» **What this task involves**:
Without omitting anything, return the records precisely as given.

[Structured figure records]
▼▼▼
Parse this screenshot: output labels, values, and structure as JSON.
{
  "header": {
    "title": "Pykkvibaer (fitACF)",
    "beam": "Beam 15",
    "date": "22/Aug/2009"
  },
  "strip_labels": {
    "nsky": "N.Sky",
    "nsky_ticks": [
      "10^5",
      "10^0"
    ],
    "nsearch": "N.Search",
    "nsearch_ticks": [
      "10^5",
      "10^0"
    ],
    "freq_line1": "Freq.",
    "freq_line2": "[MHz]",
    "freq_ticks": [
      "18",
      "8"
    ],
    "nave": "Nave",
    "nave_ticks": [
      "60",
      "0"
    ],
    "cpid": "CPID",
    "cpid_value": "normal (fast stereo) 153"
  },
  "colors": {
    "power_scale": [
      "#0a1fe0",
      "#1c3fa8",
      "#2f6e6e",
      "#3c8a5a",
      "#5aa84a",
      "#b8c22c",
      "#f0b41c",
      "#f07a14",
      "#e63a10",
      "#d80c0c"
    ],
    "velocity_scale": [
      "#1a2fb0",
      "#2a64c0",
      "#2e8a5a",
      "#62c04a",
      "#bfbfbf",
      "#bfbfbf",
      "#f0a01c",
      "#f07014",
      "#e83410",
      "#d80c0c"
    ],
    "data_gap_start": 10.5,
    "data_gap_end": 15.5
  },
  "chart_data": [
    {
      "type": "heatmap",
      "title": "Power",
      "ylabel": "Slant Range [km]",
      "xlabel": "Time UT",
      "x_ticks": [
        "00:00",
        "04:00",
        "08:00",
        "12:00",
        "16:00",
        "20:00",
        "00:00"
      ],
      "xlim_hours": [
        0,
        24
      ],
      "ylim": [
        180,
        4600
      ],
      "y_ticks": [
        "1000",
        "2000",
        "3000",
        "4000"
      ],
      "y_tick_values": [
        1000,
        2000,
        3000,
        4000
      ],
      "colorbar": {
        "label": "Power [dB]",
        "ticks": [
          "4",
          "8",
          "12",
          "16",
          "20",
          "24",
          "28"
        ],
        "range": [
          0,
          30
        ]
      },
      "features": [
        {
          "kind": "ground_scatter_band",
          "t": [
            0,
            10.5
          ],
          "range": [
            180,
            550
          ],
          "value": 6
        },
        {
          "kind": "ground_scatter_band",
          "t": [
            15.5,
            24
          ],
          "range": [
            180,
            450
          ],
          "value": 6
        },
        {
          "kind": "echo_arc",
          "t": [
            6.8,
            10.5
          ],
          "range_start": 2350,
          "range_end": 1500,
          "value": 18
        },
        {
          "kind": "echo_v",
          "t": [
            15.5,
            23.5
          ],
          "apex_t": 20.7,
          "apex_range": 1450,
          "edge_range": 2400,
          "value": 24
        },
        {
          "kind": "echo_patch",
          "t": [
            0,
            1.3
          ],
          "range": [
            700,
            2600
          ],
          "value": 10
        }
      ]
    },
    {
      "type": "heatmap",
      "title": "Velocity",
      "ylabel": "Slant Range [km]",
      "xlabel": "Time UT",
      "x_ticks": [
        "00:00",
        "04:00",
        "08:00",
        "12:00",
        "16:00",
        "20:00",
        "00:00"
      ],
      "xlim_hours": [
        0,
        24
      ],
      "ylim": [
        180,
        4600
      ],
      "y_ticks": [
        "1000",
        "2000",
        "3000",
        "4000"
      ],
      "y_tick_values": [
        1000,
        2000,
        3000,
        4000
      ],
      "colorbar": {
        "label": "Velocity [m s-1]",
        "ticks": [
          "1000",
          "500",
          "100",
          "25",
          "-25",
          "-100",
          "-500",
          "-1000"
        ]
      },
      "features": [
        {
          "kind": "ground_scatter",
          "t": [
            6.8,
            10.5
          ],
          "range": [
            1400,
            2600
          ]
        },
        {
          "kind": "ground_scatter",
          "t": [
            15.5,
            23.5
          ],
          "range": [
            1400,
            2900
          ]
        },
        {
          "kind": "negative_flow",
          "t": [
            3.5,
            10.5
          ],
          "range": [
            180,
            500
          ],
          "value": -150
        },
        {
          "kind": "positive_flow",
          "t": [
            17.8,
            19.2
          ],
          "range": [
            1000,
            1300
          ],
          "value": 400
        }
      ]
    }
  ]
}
▲▲▲
» **Output**:
Parse this screenshot: output labels, values, and structure as JSON.
{
  "header": {
    "title": "Pykkvibaer (fitACF)",
    "beam": "Beam 15",
    "date": "22/Aug/2009"
  },
  "strip_labels": {
    "nsky": "N.Sky",
    "nsky_ticks": [
      "10^5",
      "10^0"
    ],
    "nsearch": "N.Search",
    "nsearch_ticks": [
      "10^5",
      "10^0"
    ],
    "freq_line1": "Freq.",
    "freq_line2": "[MHz]",
    "freq_ticks": [
      "18",
      "8"
    ],
    "nave": "Nave",
    "nave_ticks": [
      "60",
      "0"
    ],
    "cpid": "CPID",
    "cpid_value": "normal (fast stereo) 153"
  },
  "colors": {
    "power_scale": [
      "#0a1fe0",
      "#1c3fa8",
      "#2f6e6e",
      "#3c8a5a",
      "#5aa84a",
      "#b8c22c",
      "#f0b41c",
      "#f07a14",
      "#e63a10",
      "#d80c0c"
    ],
    "velocity_scale": [
      "#1a2fb0",
      "#2a64c0",
      "#2e8a5a",
      "#62c04a",
      "#bfbfbf",
      "#bfbfbf",
      "#f0a01c",
      "#f07014",
      "#e83410",
      "#d80c0c"
    ],
    "data_gap_start": 10.5,
    "data_gap_end": 15.5
  },
  "chart_data": [
    {
      "type": "heatmap",
      "title": "Power",
      "ylabel": "Slant Range [km]",
      "xlabel": "Time UT",
      "x_ticks": [
        "00:00",
        "04:00",
        "08:00",
        "12:00",
        "16:00",
        "20:00",
        "00:00"
      ],
      "xlim_hours": [
        0,
        24
      ],
      "ylim": [
        180,
        4600
      ],
      "y_ticks": [
        "1000",
        "2000",
        "3000",
        "4000"
      ],
      "y_tick_values": [
        1000,
        2000,
        3000,
        4000
      ],
      "colorbar": {
        "label": "Power [dB]",
        "ticks": [
          "4",
          "8",
          "12",
          "16",
          "20",
          "24",
          "28"
        ],
        "range": [
          0,
          30
        ]
      },
      "features": [
        {
          "kind": "ground_scatter_band",
          "t": [
            0,
            10.5
          ],
          "range": [
            180,
            550
          ],
          "value": 6
        },
        {
          "kind": "ground_scatter_band",
          "t": [
            15.5,
            24
          ],
          "range": [
            180,
            450
          ],
          "value": 6
        },
        {
          "kind": "echo_arc",
          "t": [
            6.8,
            10.5
          ],
          "range_start": 2350,
          "range_end": 1500,
          "value": 18
        },
        {
          "kind": "echo_v",
          "t": [
            15.5,
            23.5
          ],
          "apex_t": 20.7,
          "apex_range": 1450,
          "edge_range": 2400,
          "value": 24
        },
        {
          "kind": "echo_patch",
          "t": [
            0,
            1.3
          ],
          "range": [
            700,
            2600
          ],
          "value": 10
        }
      ]
    },
    {
      "type": "heatmap",
      "title": "Velocity",
      "ylabel": "Slant Range [km]",
      "xlabel": "Time UT",
      "x_ticks": [
        "00:00",
        "04:00",
        "08:00",
        "12:00",
        "16:00",
        "20:00",
        "00:00"
      ],
      "xlim_hours": [
        0,
        24
      ],
      "ylim": [
        180,
        4600
      ],
      "y_ticks": [
        "1000",
        "2000",
        "3000",
        "4000"
      ],
      "y_tick_values": [
        1000,
        2000,
        3000,
        4000
      ],
      "colorbar": {
        "label": "Velocity [m s-1]",
        "ticks": [
          "1000",
          "500",
          "100",
          "25",
          "-25",
          "-100",
          "-500",
          "-1000"
        ]
      },
      "features": [
        {
          "kind": "ground_scatter",
          "t": [
            6.8,
            10.5
          ],
          "range": [
            1400,
            2600
          ]
        },
        {
          "kind": "ground_scatter",
          "t": [
            15.5,
            23.5
          ],
          "range": [
            1400,
            2900
          ]
        },
        {
          "kind": "negative_flow",
          "t": [
            3.5,
            10.5
          ],
          "range": [
            180,
            500
          ],
          "value": -150
        },
        {
          "kind": "positive_flow",
          "t": [
            17.8,
            19.2
          ],
          "range": [
            1000,
            1300
          ],
          "value": 400
        }
      ]
    }
  ]
}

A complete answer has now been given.